Copy all of the material below exactly.

[Recorded data]

☆ ☆ ☆ ☆ ☆

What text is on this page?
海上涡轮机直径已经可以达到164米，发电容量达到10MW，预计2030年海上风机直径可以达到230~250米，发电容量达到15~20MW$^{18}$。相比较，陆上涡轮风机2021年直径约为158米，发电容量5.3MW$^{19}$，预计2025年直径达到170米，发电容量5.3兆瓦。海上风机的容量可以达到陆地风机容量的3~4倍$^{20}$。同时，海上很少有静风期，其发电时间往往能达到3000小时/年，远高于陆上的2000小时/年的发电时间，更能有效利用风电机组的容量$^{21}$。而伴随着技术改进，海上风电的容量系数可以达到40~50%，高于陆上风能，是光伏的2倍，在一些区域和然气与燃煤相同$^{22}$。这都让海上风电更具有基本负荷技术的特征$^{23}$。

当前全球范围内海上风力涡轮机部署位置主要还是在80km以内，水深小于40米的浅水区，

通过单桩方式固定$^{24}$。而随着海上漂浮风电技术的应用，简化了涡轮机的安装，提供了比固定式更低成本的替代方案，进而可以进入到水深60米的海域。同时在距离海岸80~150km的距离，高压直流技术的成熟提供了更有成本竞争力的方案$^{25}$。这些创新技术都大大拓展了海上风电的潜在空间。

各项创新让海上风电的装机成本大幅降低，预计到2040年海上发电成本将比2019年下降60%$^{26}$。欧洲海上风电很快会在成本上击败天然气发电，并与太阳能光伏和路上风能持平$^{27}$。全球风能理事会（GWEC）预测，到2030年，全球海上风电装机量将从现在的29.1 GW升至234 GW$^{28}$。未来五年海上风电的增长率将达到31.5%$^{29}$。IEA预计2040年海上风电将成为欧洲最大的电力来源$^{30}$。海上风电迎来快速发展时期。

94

☆ ☆ ☆ ☆ ☆

Exercise result:
What text is on this page?
海上涡轮机直径已经可以达到164米，发电容量达到10MW，预计2030年海上风机直径可以达到230~250米，发电容量达到15~20MW$^{18}$。相比较，陆上涡轮风机2021年直径约为158米，发电容量5.3MW$^{19}$，预计2025年直径达到170米，发电容量5.3兆瓦。海上风机的容量可以达到陆地风机容量的3~4倍$^{20}$。同时，海上很少有静风期，其发电时间往往能达到3000小时/年，远高于陆上的2000小时/年的发电时间，更能有效利用风电机组的容量$^{21}$。而伴随着技术改进，海上风电的容量系数可以达到40~50%，高于陆上风能，是光伏的2倍，在一些区域和然气与燃煤相同$^{22}$。这都让海上风电更具有基本负荷技术的特征$^{23}$。

当前全球范围内海上风力涡轮机部署位置主要还是在80km以内，水深小于40米的浅水区，

通过单桩方式固定$^{24}$。而随着海上漂浮风电技术的应用，简化了涡轮机的安装，提供了比固定式更低成本的替代方案，进而可以进入到水深60米的海域。同时在距离海岸80~150km的距离，高压直流技术的成熟提供了更有成本竞争力的方案$^{25}$。这些创新技术都大大拓展了海上风电的潜在空间。

各项创新让海上风电的装机成本大幅降低，预计到2040年海上发电成本将比2019年下降60%$^{26}$。欧洲海上风电很快会在成本上击败天然气发电，并与太阳能光伏和路上风能持平$^{27}$。全球风能理事会（GWEC）预测，到2030年，全球海上风电装机量将从现在的29.1 GW升至234 GW$^{28}$。未来五年海上风电的增长率将达到31.5%$^{29}$。IEA预计2040年海上风电将成为欧洲最大的电力来源$^{30}$。海上风电迎来快速发展时期。

94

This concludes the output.